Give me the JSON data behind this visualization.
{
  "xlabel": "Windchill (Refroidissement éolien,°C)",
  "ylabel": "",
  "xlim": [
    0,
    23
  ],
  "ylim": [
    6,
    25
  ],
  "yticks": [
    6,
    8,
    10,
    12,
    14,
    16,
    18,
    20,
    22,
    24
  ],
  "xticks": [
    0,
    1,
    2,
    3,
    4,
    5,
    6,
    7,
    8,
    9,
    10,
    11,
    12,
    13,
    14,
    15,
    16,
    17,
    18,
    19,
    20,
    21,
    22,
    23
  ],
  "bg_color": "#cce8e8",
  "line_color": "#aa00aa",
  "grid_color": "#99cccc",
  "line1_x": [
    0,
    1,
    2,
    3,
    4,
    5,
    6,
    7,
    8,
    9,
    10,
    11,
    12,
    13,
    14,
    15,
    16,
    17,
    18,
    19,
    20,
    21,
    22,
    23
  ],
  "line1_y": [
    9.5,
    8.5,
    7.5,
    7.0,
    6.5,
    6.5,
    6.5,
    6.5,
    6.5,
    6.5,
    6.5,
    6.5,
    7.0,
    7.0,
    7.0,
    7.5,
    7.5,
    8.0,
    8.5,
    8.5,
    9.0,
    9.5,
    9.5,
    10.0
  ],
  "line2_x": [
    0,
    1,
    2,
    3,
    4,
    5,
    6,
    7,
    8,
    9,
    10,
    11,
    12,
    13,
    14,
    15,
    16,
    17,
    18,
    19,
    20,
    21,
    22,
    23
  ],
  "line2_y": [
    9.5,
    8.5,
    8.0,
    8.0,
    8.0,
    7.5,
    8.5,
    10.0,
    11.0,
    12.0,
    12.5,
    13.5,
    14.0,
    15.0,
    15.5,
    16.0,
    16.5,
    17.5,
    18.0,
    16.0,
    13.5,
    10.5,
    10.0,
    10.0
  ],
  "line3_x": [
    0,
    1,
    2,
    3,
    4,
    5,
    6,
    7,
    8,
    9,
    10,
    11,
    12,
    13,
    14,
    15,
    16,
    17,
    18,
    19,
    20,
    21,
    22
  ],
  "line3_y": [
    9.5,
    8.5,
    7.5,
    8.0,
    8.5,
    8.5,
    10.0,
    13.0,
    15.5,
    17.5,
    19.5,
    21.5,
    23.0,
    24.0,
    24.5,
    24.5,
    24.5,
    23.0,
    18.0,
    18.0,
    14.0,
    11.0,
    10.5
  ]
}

Instruction: Write out every line exactly as it stands.

Expected answer:
Give me the JSON data behind this visualization.
{
  "xlabel": "Windchill (Refroidissement éolien,°C)",
  "ylabel": "",
  "xlim": [
    0,
    23
  ],
  "ylim": [
    6,
    25
  ],
  "yticks": [
    6,
    8,
    10,
    12,
    14,
    16,
    18,
    20,
    22,
    24
  ],
  "xticks": [
    0,
    1,
    2,
    3,
    4,
    5,
    6,
    7,
    8,
    9,
    10,
    11,
    12,
    13,
    14,
    15,
    16,
    17,
    18,
    19,
    20,
    21,
    22,
    23
  ],
  "bg_color": "#cce8e8",
  "line_color": "#aa00aa",
  "grid_color": "#99cccc",
  "line1_x": [
    0,
    1,
    2,
    3,
    4,
    5,
    6,
    7,
    8,
    9,
    10,
    11,
    12,
    13,
    14,
    15,
    16,
    17,
    18,
    19,
    20,
    21,
    22,
    23
  ],
  "line1_y": [
    9.5,
    8.5,
    7.5,
    7.0,
    6.5,
    6.5,
    6.5,
    6.5,
    6.5,
    6.5,
    6.5,
    6.5,
    7.0,
    7.0,
    7.0,
    7.5,
    7.5,
    8.0,
    8.5,
    8.5,
    9.0,
    9.5,
    9.5,
    10.0
  ],
  "line2_x": [
    0,
    1,
    2,
    3,
    4,
    5,
    6,
    7,
    8,
    9,
    10,
    11,
    12,
    13,
    14,
    15,
    16,
    17,
    18,
    19,
    20,
    21,
    22,
    23
  ],
  "line2_y": [
    9.5,
    8.5,
    8.0,
    8.0,
    8.0,
    7.5,
    8.5,
    10.0,
    11.0,
    12.0,
    12.5,
    13.5,
    14.0,
    15.0,
    15.5,
    16.0,
    16.5,
    17.5,
    18.0,
    16.0,
    13.5,
    10.5,
    10.0,
    10.0
  ],
  "line3_x": [
    0,
    1,
    2,
    3,
    4,
    5,
    6,
    7,
    8,
    9,
    10,
    11,
    12,
    13,
    14,
    15,
    16,
    17,
    18,
    19,
    20,
    21,
    22
  ],
  "line3_y": [
    9.5,
    8.5,
    7.5,
    8.0,
    8.5,
    8.5,
    10.0,
    13.0,
    15.5,
    17.5,
    19.5,
    21.5,
    23.0,
    24.0,
    24.5,
    24.5,
    24.5,
    23.0,
    18.0,
    18.0,
    14.0,
    11.0,
    10.5
  ]
}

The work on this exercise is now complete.